EXTRACT —
________________________

Tian: It's a tension that we're really aware of. While there's no official hierarchy, certainly some of us have been working in Pari for longer, but have also been working in the arts for longer. So we're always conscious of that, and of sharing knowledge to make sure that it benefits everyone. And also acknowledging that people who are younger have a lot of knowledge and skills that we learn from as well.
Rebecca: And having to be an incorporated association means there are these official roles. You have to have a chair, you have to have a treasurer. So there are these internal contradictions that we're constantly talking about and thinking through together. And one of the things that we're still thinking through is to be able to pay ourselves to do what we do here, so that it's sustainable. But we didn't want to create one managing role because then it becomes this imbalance of who has knowledge and who has autonomy within the organisation.
Rebecca: We're still in the pilot phase of a system that we call Honeypot.
Amy: It was previously known as ‘Pari Tasker’ [after Airtasker].
Tian: It's like our own internal payment system where there's the ‘honeypot’, which is a pot of money that is allocated to co-directors performing work, doing certain tasks or roles for Pari. At the moment we're trialling the system where all co-directors are logging their hours, and we’re essentially reimbursing those hours at the same rate for everyone. So regardless of what the task is, everyone's time is valued the same.
“So now that we've made all these decisions in order to exist, how do we exist within all of these structures in a way that feels radical? I don't think that there's room within those structures to be super radical personally, but how can we do things in a way that feels different to what we've seen that we know doesn't work, and that aligns with our values?
Amy Toma is a graphic designer living and working on unceded Darug land. She is also a co-director of Pari, an artist-run space in Parramatta where people and communities come together to talk, think, learn and do. Her ever-evolving practice is focused on building community and finding ways to inspire and delight. Her other hobbies include making collaborative playlists and buying books she will never read.

________________________

(Stored data)
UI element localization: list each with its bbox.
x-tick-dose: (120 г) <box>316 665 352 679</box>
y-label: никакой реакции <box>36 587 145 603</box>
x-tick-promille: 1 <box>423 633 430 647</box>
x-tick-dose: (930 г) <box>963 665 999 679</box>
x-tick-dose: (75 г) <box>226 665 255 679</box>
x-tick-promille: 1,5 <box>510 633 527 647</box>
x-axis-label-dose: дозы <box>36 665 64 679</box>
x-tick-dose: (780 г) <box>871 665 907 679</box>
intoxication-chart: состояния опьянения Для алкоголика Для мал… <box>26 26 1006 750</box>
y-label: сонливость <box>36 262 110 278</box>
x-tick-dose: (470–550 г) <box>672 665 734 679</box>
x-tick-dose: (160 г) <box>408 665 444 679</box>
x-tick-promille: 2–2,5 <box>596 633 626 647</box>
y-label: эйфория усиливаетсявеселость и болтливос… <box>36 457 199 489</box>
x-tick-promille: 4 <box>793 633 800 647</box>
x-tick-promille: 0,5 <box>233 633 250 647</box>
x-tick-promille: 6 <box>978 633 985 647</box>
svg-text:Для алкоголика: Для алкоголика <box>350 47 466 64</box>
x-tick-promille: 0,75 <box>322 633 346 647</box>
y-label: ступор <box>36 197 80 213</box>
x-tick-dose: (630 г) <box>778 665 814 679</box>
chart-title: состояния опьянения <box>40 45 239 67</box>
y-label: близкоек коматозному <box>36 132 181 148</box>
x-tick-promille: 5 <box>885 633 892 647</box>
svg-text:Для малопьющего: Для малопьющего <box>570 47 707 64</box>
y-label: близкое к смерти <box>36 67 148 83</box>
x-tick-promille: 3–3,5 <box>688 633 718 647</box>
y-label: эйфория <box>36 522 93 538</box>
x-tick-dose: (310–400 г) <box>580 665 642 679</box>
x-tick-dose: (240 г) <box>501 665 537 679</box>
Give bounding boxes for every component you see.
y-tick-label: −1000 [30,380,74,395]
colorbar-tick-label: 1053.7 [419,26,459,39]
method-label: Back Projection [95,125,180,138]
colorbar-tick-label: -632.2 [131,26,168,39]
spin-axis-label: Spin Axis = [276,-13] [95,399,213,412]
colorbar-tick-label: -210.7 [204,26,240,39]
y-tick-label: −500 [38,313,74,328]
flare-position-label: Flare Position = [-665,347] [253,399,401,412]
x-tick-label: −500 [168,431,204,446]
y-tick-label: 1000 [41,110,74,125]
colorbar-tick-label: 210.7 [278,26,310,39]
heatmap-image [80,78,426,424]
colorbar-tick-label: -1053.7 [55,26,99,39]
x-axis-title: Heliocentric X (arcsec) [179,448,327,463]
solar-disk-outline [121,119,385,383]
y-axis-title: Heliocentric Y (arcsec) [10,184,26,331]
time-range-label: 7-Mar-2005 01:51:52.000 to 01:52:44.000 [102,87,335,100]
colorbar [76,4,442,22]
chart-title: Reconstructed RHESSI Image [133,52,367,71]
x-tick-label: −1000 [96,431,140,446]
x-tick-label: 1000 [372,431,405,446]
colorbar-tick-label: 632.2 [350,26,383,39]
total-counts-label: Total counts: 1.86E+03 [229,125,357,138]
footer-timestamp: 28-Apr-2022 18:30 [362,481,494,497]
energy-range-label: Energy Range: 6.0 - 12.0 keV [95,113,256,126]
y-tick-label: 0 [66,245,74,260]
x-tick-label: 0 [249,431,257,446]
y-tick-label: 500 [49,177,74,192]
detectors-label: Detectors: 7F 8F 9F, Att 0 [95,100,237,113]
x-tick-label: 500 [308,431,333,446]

________________________

EXERCISES TO COMPLETE —
a) Reproduce the Pari interview text from "Amy: It was" to "valued the same.".
b) Extend the Pari interview text past its last sentence.

ANSWERS TO THE EXERCISES —
a)
Amy: It was previously known as ‘Pari Tasker’ [after Airtasker].
Tian: It's like our own internal payment system where there's the ‘honeypot’, which is a pot of money that is allocated to co-directors performing work, doing certain tasks or roles for Pari. At the moment we're trialling the system where all co-directors are logging their hours, and we’re essentially reimbursing those hours at the same rate for everyone. So regardless of what the task is, everyone's time is valued the same.

b)
Rebecca Gallo is an artist, writer and organiser based in Sydney. A former artist in residence at Parramatta Artists’ Studios, founding co-director of Pari and member of the artist duo Make or Break, Gallo divides their time between a range of creative and collaborative projects. As both a solo artist and with Make or Break, Gallo has exhibited in artist-run, institutional and commercial spaces, including at the Yokohama Museum of Art (2020), Artspace (2019), Campbelltown Arts Centre (2019) and Firstdraft (2015). Festivals include Cementa, Next Wave and Kyneton Contemporary Art Triennial. She holds a Bachelor of Fine Art from the National Art School and a Master of Art from UNSW Art & Design. Walking, collecting junk and having slow conversations are possibly the most important parts of their life and work.
Based on Dharug Country in western Sydney, Tian Zhang is a curator, facilitator, writer and collaborative artist working at the intersections of art, cultural practice and social change. Her practice is underscored by conversation, criticality, solidarity and joy. Most recently, Tian was a co-facilitator of Gudskul's collective studies program at documenta fifteen — living, cooking, eating, cleaning and conversing inside the Fridericianum museum for 50 days. Her text 'A manifesto for radical care or how to be a human in the arts' was published online by Sydney Review of Books, with subsequent print editions through documenta fifteen’s Lumbung Press and Agnes Etherington Art Centre, Canada. Tian is a founding co-director of Pari and part of the Artistic Directorate of Next Wave. She is currently a board member of Utp.